• **TASK OBJECTIVE**
State the number of lines in these records holding "this". Say nothing more.

Stored data entries:
####
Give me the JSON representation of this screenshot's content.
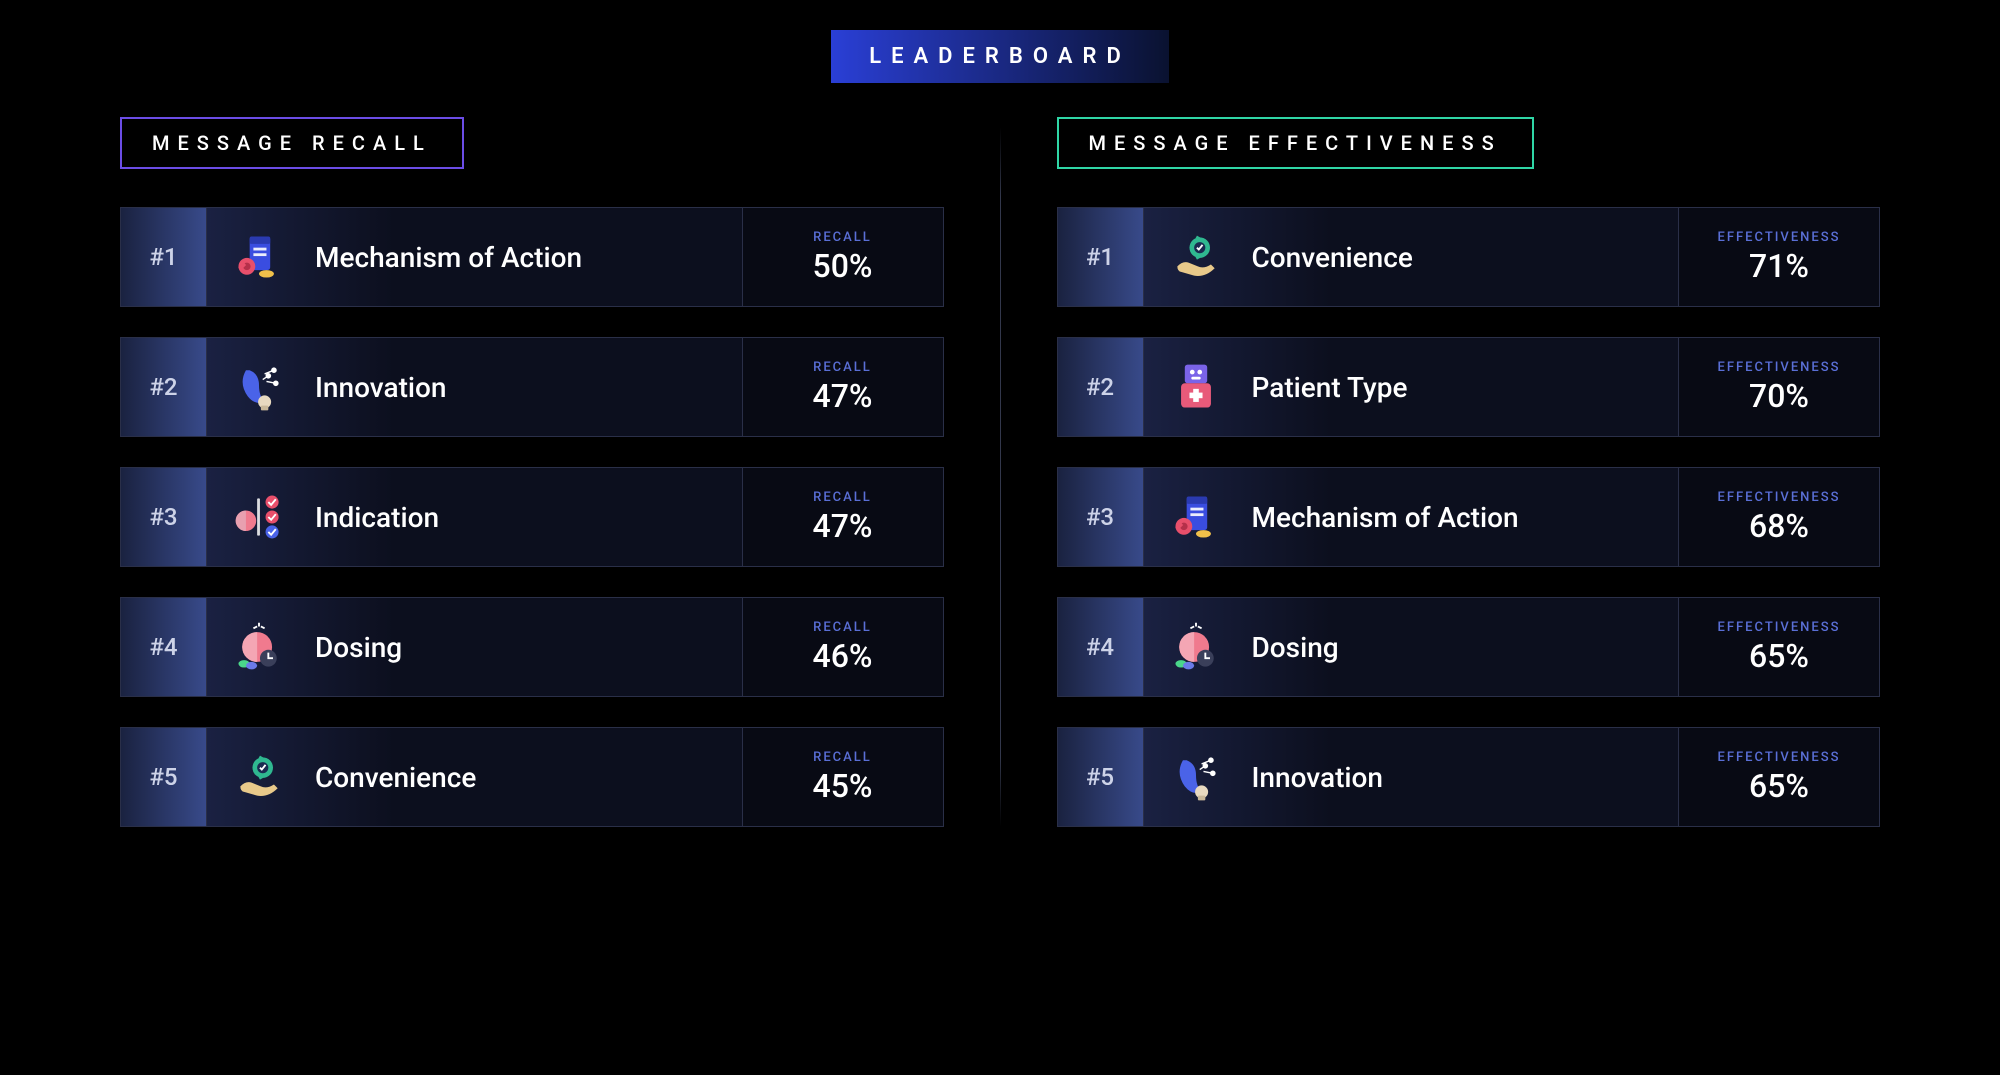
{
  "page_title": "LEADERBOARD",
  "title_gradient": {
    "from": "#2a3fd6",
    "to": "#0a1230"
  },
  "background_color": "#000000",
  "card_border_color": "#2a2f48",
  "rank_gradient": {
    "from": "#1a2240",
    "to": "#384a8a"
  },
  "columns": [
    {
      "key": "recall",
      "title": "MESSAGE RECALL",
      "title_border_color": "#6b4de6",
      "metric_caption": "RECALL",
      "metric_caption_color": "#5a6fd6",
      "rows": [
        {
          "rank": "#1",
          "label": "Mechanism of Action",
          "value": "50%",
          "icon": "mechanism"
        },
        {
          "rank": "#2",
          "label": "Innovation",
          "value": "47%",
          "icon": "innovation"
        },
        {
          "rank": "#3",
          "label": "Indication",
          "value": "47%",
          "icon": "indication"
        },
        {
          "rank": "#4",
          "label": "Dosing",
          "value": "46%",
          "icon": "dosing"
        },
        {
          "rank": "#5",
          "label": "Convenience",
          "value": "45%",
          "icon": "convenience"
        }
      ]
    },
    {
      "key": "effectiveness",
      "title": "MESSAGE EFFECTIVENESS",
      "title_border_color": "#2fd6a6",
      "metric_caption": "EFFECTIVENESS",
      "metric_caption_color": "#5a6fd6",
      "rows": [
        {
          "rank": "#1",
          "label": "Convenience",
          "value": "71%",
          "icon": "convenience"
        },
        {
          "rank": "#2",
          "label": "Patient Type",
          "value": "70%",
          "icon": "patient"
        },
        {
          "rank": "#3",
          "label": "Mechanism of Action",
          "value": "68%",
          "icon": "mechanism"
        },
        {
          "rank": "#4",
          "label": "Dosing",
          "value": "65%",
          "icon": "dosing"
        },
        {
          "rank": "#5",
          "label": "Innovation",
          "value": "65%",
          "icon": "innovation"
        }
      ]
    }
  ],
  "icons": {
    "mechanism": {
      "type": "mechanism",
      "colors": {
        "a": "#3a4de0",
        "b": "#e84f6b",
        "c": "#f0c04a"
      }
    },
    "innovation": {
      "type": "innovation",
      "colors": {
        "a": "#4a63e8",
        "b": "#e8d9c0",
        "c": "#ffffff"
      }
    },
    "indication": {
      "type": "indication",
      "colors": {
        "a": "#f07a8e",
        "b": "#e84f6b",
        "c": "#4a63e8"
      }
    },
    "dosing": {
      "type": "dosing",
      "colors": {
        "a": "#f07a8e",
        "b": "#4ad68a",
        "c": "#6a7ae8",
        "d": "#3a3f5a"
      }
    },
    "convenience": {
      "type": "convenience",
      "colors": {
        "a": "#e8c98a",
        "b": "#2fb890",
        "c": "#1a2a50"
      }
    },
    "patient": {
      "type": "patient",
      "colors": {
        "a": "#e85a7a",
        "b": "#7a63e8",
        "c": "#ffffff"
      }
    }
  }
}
####
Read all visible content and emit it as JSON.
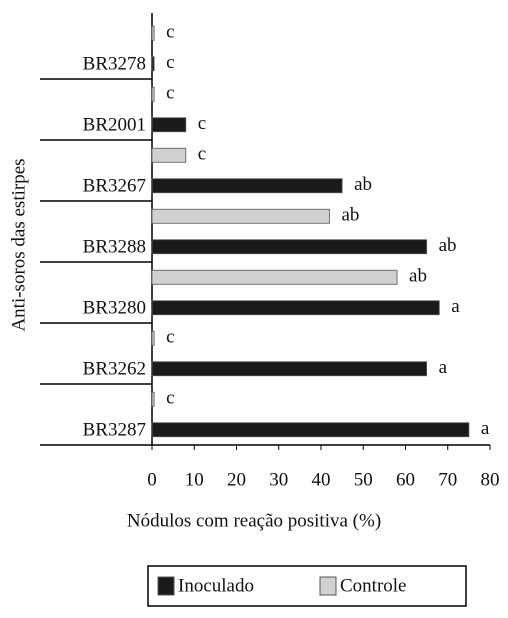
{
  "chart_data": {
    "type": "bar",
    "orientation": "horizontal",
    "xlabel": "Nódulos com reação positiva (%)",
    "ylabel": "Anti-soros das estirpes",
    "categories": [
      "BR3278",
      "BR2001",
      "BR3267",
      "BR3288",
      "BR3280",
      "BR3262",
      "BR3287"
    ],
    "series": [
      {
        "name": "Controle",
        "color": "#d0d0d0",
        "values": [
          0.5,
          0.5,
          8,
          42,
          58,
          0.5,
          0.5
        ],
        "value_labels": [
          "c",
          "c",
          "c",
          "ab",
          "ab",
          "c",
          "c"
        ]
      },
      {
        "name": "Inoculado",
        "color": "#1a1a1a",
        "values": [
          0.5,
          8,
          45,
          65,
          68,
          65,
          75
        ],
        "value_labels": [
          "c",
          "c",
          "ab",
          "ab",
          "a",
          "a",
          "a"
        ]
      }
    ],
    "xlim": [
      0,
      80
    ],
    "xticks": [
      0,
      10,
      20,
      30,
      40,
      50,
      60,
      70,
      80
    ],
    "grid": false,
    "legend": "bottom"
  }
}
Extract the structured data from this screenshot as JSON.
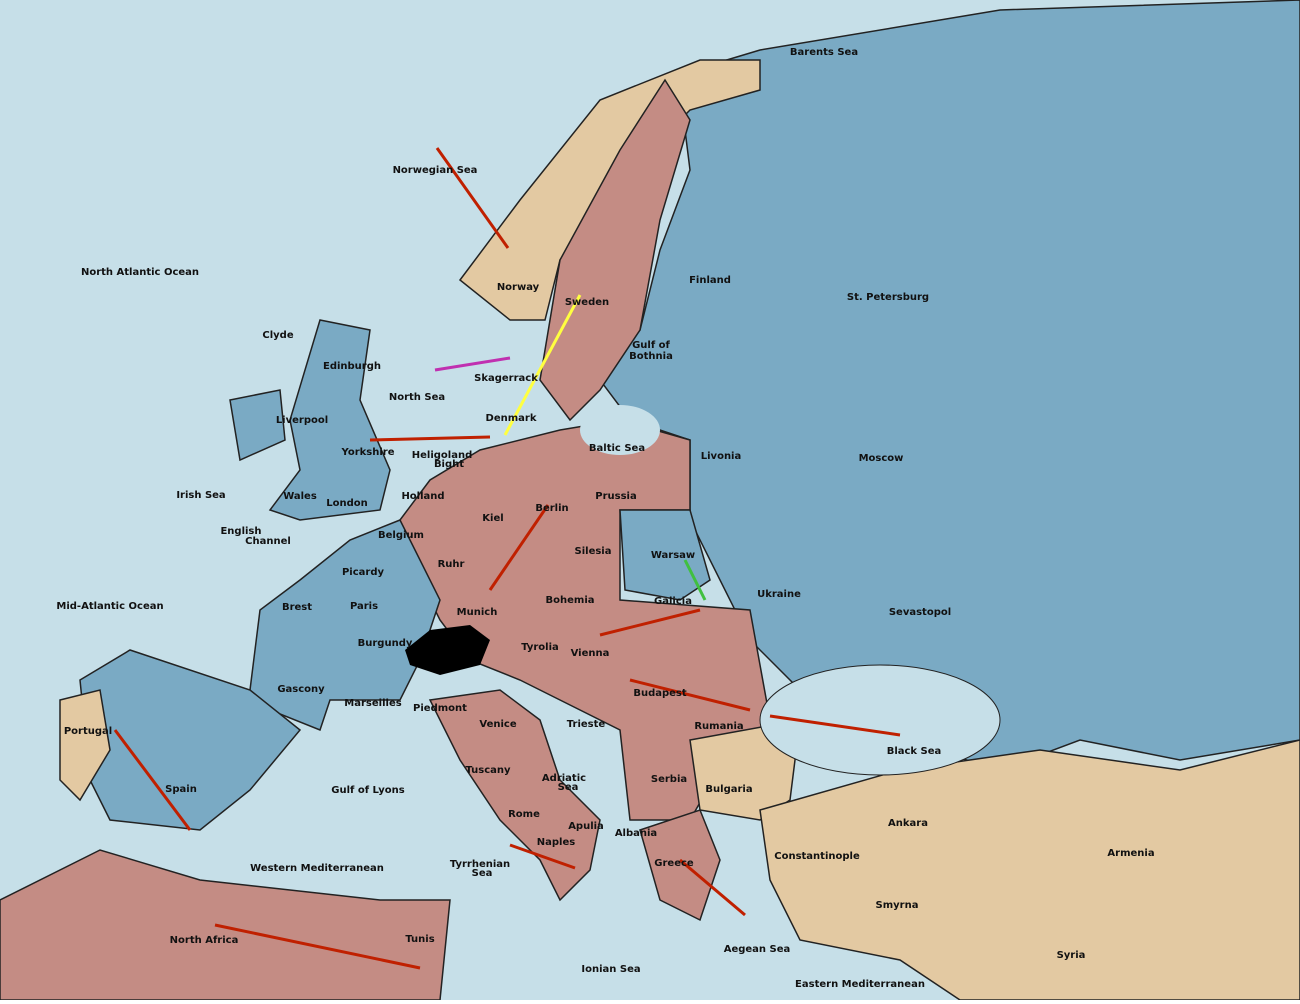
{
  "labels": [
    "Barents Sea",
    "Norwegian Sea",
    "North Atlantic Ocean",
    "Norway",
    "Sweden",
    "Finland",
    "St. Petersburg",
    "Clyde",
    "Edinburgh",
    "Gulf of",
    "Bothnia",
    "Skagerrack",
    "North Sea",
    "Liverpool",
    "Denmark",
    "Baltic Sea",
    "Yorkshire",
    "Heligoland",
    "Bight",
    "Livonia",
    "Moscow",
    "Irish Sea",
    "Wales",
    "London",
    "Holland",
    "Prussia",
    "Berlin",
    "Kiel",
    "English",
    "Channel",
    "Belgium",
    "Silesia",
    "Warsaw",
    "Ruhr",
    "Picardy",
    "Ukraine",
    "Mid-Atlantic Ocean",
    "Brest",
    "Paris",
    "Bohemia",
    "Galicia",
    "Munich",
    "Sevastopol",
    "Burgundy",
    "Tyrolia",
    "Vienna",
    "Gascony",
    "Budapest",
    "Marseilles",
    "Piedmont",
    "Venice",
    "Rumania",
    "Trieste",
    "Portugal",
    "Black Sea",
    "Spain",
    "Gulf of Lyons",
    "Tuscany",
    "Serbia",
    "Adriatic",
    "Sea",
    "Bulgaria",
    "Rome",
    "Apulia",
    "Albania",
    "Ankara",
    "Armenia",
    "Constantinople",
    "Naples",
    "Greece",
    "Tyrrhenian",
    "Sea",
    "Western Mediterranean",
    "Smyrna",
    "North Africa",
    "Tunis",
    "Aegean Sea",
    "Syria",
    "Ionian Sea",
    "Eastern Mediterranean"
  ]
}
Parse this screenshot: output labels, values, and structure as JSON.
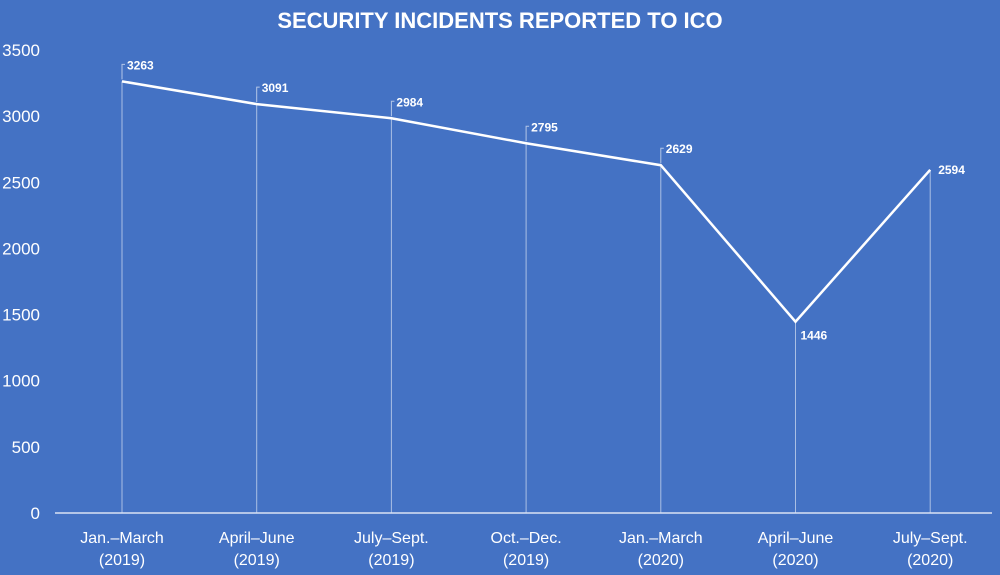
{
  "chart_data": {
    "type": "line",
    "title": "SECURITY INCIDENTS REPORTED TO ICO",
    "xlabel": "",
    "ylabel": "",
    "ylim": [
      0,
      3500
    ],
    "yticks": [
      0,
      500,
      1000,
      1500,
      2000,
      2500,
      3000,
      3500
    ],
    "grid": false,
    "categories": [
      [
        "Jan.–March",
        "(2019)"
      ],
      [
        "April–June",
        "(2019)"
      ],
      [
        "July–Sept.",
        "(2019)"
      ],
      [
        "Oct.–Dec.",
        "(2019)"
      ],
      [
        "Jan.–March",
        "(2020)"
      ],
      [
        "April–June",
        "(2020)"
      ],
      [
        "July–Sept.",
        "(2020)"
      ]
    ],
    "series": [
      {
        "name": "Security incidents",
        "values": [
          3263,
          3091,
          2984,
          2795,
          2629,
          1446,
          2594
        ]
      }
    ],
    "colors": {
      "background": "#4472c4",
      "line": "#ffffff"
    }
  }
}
####
• **EXPECTED ANSWER**
3